----- 提示された文章 -----

実は、大名の家柄の高さを見せていた、
江戸時代の大名行列。まさに、大名の威信をかけた
戦いがそこにありました。
参勤交代をはじめ、江戸城への登城や参詣、
市中への外出など、大名が出かける際には
行列を組んで練り歩いていました。
そこには単に殿様(藩主)を警護するだけが目的ではなく、
家柄や藩の権威といった力や富を誇示する
重要な意味合いがあります。
行列の人数、槍や長刀などの道具、また行列の中の配置位置など、
徳川幕府によりこと細かく決められており、
殿様は大名行列を通じて自分がどの地位にあるのかを確認し、
また周囲の大名に示す一大行事だったともいえます。

----- 表示された記録 -----

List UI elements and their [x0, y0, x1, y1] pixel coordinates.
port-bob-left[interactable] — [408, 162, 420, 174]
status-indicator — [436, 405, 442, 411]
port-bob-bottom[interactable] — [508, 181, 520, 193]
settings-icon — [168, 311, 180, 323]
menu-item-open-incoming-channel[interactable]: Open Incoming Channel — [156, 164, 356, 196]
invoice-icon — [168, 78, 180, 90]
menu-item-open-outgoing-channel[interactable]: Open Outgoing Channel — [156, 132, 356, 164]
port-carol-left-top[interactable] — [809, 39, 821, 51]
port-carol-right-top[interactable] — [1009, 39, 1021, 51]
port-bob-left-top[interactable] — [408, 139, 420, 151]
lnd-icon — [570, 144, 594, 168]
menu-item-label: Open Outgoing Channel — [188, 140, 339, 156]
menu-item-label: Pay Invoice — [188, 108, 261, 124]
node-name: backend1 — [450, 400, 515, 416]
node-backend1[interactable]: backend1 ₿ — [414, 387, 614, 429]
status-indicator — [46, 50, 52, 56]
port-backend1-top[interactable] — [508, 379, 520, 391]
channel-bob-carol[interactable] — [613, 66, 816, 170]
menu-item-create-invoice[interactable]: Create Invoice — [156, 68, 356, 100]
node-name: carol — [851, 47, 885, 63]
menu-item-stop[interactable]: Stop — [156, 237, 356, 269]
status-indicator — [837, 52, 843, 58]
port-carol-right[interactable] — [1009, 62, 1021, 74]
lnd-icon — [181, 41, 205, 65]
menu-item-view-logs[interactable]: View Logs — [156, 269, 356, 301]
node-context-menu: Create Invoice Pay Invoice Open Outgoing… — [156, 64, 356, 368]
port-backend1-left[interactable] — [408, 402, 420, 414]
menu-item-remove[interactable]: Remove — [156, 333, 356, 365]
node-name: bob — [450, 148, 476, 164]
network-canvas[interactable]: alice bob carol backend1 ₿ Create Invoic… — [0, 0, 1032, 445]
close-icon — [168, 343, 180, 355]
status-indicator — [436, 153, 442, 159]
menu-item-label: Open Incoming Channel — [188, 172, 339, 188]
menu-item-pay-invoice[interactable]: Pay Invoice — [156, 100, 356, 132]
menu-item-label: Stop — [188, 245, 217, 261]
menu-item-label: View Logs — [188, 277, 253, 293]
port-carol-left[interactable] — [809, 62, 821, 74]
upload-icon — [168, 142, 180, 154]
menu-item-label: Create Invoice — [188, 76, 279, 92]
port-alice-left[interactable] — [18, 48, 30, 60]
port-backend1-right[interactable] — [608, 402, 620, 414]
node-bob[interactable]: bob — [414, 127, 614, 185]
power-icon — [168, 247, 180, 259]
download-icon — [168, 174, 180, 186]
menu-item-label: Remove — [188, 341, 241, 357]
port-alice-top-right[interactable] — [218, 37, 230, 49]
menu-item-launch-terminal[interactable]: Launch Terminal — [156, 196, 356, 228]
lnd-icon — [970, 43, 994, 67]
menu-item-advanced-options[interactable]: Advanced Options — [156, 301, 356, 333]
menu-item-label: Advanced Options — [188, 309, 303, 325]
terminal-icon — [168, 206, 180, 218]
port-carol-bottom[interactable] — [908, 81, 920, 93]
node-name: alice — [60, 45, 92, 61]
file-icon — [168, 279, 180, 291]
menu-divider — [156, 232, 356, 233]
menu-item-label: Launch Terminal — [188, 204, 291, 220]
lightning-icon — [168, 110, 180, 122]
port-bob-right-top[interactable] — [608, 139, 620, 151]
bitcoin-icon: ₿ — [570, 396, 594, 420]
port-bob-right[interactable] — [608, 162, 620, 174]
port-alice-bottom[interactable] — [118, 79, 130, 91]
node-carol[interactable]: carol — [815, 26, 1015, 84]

-----

**課題一覧:**
(a) 大名行列についての文章によれば、行列の人数や槍・長刀などの道具、行列の中の配置位置を細かく決めていたのは誰ですか？
(b) 大名行列についての文章では、大名行列の目的が殿様の警護だけでなかったのはなぜだと述べられていますか？1～3文で説明してください。
(c) 大名行列についての文章を、最後の文の後から書き継いでください。

**課題別の解答:**
(a) 徳川幕府です。

(b) 行列には、家柄や藩の権威といった力や富を誇示するという重要な意味合いがあったからです。人数や道具、配置位置が幕府によって細かく決められていたため、殿様は行列を通じて自分の地位を確認し、周囲の大名にも示すことができました。

(c)
実は、その行列の大多数は
日雇いアルバイトである武家奉公人だったというのも
興味深いことの一つ。
特に大きな戦のなかった時代、大名たちは行列を通じて
優位性を争っていたことがうかがえます。
まさに、華やかな世界に潜む、大名たちの静かなる戦い。
その隊列や衣装、道具などに込められた
意味を読み取りながら見ると、
歴史の面白さや奥深さに気づくはず。
いざ、大名行列の世界へと足を踏み入れてみましょう。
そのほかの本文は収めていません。